> THE TASK:
Can you transcribe every entry word for word, skipping the images?

* START DATA SECTION *

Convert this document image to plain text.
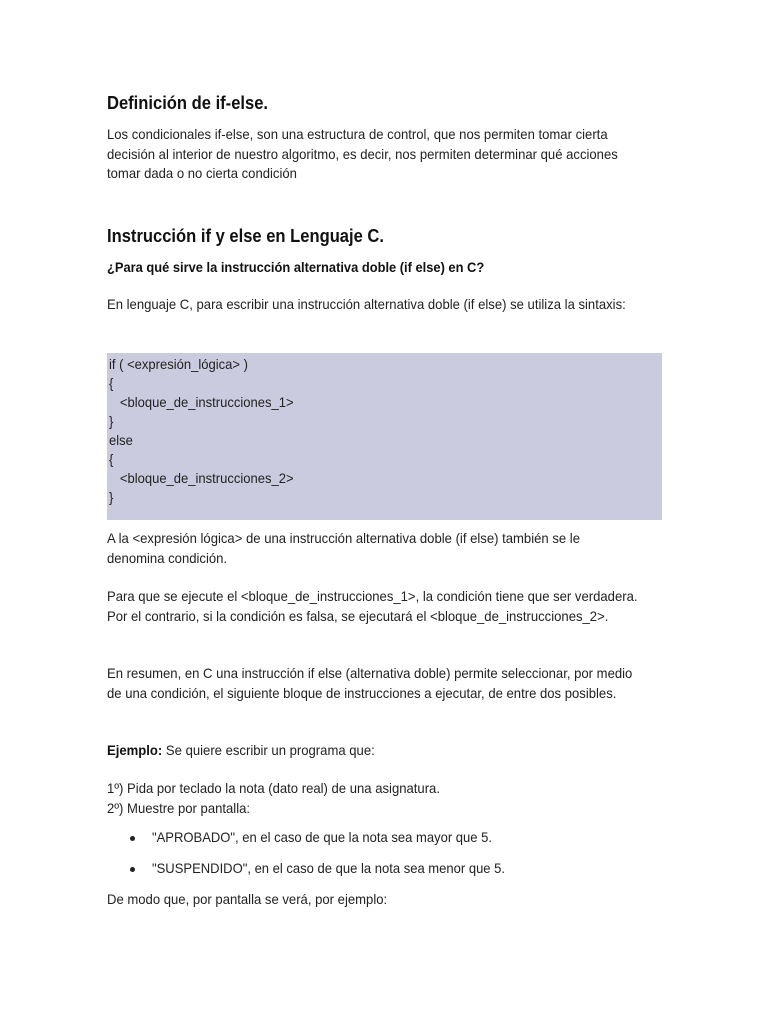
Definición de if-else.
Los condicionales if-else, son una estructura de control, que nos permiten tomar cierta decisión al interior de nuestro algoritmo, es decir, nos permiten determinar qué acciones tomar dada o no cierta condición
Instrucción if y else en Lenguaje C.
¿Para qué sirve la instrucción alternativa doble (if else) en C?
En lenguaje C, para escribir una instrucción alternativa doble (if else) se utiliza la sintaxis:
if ( <expresión_lógica> )
{
<bloque_de_instrucciones_1>
}
else
{
<bloque_de_instrucciones_2>
}
A la <expresión lógica> de una instrucción alternativa doble (if else) también se le denomina condición.
Para que se ejecute el <bloque_de_instrucciones_1>, la condición tiene que ser verdadera. Por el contrario, si la condición es falsa, se ejecutará el <bloque_de_instrucciones_2>.
En resumen, en C una instrucción if else (alternativa doble) permite seleccionar, por medio de una condición, el siguiente bloque de instrucciones a ejecutar, de entre dos posibles.
Ejemplo: Se quiere escribir un programa que:
1º) Pida por teclado la nota (dato real) de una asignatura.
2º) Muestre por pantalla:
"APROBADO", en el caso de que la nota sea mayor que 5.
"SUSPENDIDO", en el caso de que la nota sea menor que 5.
De modo que, por pantalla se verá, por ejemplo:
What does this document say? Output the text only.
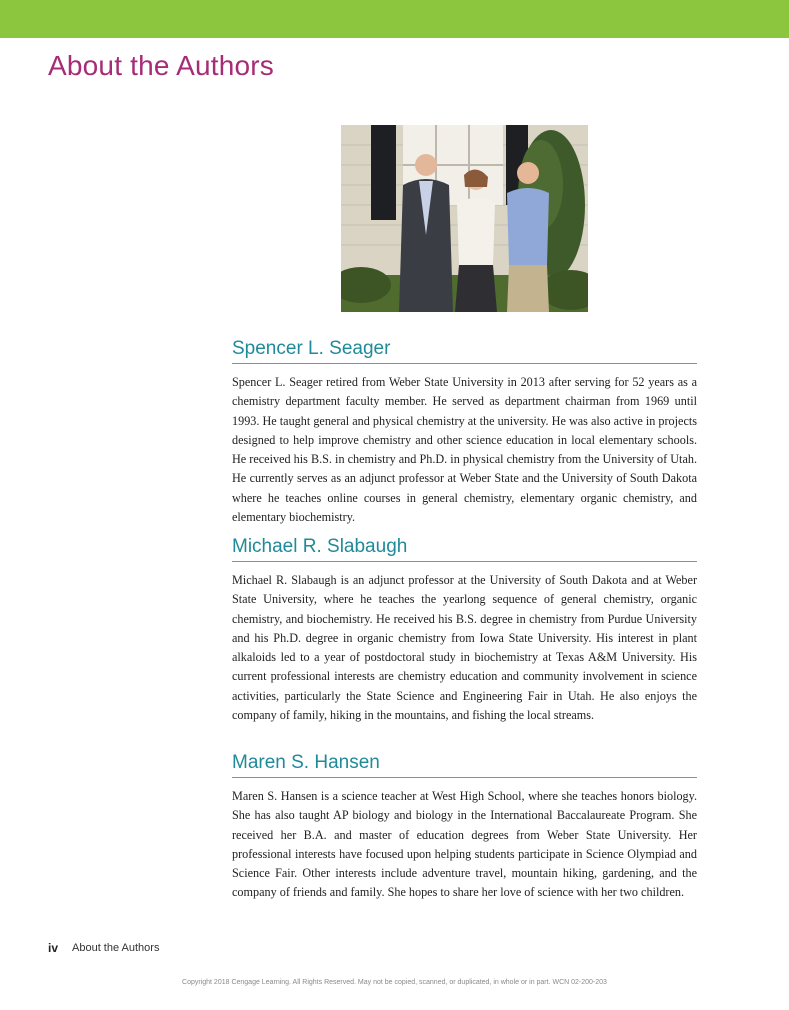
About the Authors
Spencer L. Seager

Spencer L. Seager retired from Weber State University in 2013 after serving for 52 years as a chemistry department faculty member. He served as department chairman from 1969 until 1993. He taught general and physical chemistry at the university. He was also active in projects designed to help improve chemistry and other science education in local elementary schools. He received his B.S. in chemistry and Ph.D. in physical chemistry from the University of Utah. He currently serves as an adjunct professor at Weber State and the University of South Dakota where he teaches online courses in general chemistry, elementary organic chemistry, and elementary biochemistry.

Michael R. Slabaugh

Michael R. Slabaugh is an adjunct professor at the University of South Dakota and at Weber State University, where he teaches the yearlong sequence of general chemistry, organic chemistry, and biochemistry. He received his B.S. degree in chemistry from Purdue University and his Ph.D. degree in organic chemistry from Iowa State University. His interest in plant alkaloids led to a year of postdoctoral study in biochemistry at Texas A&M University. His current professional interests are chemistry education and community involvement in science activities, particularly the State Science and Engineering Fair in Utah. He also enjoys the company of family, hiking in the mountains, and fishing the local streams.

Maren S. Hansen

Maren S. Hansen is a science teacher at West High School, where she teaches honors biology. She has also taught AP biology and biology in the International Baccalaureate Program. She received her B.A. and master of education degrees from Weber State University. Her professional interests have focused upon helping students participate in Science Olympiad and Science Fair. Other interests include adventure travel, mountain hiking, gardening, and the company of friends and family. She hopes to share her love of science with her two children.

iv About the Authors
Copyright 2018 Cengage Learning. All Rights Reserved. May not be copied, scanned, or duplicated, in whole or in part. WCN 02-200-203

* END DATA SECTION *

> THE ANSWER:
Convert this document image to plain text.
Definición de if-else.
Los condicionales if-else, son una estructura de control, que nos permiten tomar cierta decisión al interior de nuestro algoritmo, es decir, nos permiten determinar qué acciones tomar dada o no cierta condición
Instrucción if y else en Lenguaje C.
¿Para qué sirve la instrucción alternativa doble (if else) en C?
En lenguaje C, para escribir una instrucción alternativa doble (if else) se utiliza la sintaxis:
if ( <expresión_lógica> )
{
<bloque_de_instrucciones_1>
}
else
{
<bloque_de_instrucciones_2>
}
A la <expresión lógica> de una instrucción alternativa doble (if else) también se le denomina condición.
Para que se ejecute el <bloque_de_instrucciones_1>, la condición tiene que ser verdadera. Por el contrario, si la condición es falsa, se ejecutará el <bloque_de_instrucciones_2>.
En resumen, en C una instrucción if else (alternativa doble) permite seleccionar, por medio de una condición, el siguiente bloque de instrucciones a ejecutar, de entre dos posibles.
Ejemplo: Se quiere escribir un programa que:
1º) Pida por teclado la nota (dato real) de una asignatura.
2º) Muestre por pantalla:
"APROBADO", en el caso de que la nota sea mayor que 5.
"SUSPENDIDO", en el caso de que la nota sea menor que 5.
De modo que, por pantalla se verá, por ejemplo:
What does this document say? Output the text only.
About the Authors
Spencer L. Seager

Spencer L. Seager retired from Weber State University in 2013 after serving for 52 years as a chemistry department faculty member. He served as department chairman from 1969 until 1993. He taught general and physical chemistry at the university. He was also active in projects designed to help improve chemistry and other science education in local elementary schools. He received his B.S. in chemistry and Ph.D. in physical chemistry from the University of Utah. He currently serves as an adjunct professor at Weber State and the University of South Dakota where he teaches online courses in general chemistry, elementary organic chemistry, and elementary biochemistry.

Michael R. Slabaugh

Michael R. Slabaugh is an adjunct professor at the University of South Dakota and at Weber State University, where he teaches the yearlong sequence of general chemistry, organic chemistry, and biochemistry. He received his B.S. degree in chemistry from Purdue University and his Ph.D. degree in organic chemistry from Iowa State University. His interest in plant alkaloids led to a year of postdoctoral study in biochemistry at Texas A&M University. His current professional interests are chemistry education and community involvement in science activities, particularly the State Science and Engineering Fair in Utah. He also enjoys the company of family, hiking in the mountains, and fishing the local streams.

Maren S. Hansen

Maren S. Hansen is a science teacher at West High School, where she teaches honors biology. She has also taught AP biology and biology in the International Baccalaureate Program. She received her B.A. and master of education degrees from Weber State University. Her professional interests have focused upon helping students participate in Science Olympiad and Science Fair. Other interests include adventure travel, mountain hiking, gardening, and the company of friends and family. She hopes to share her love of science with her two children.

iv About the Authors
Copyright 2018 Cengage Learning. All Rights Reserved. May not be copied, scanned, or duplicated, in whole or in part. WCN 02-200-203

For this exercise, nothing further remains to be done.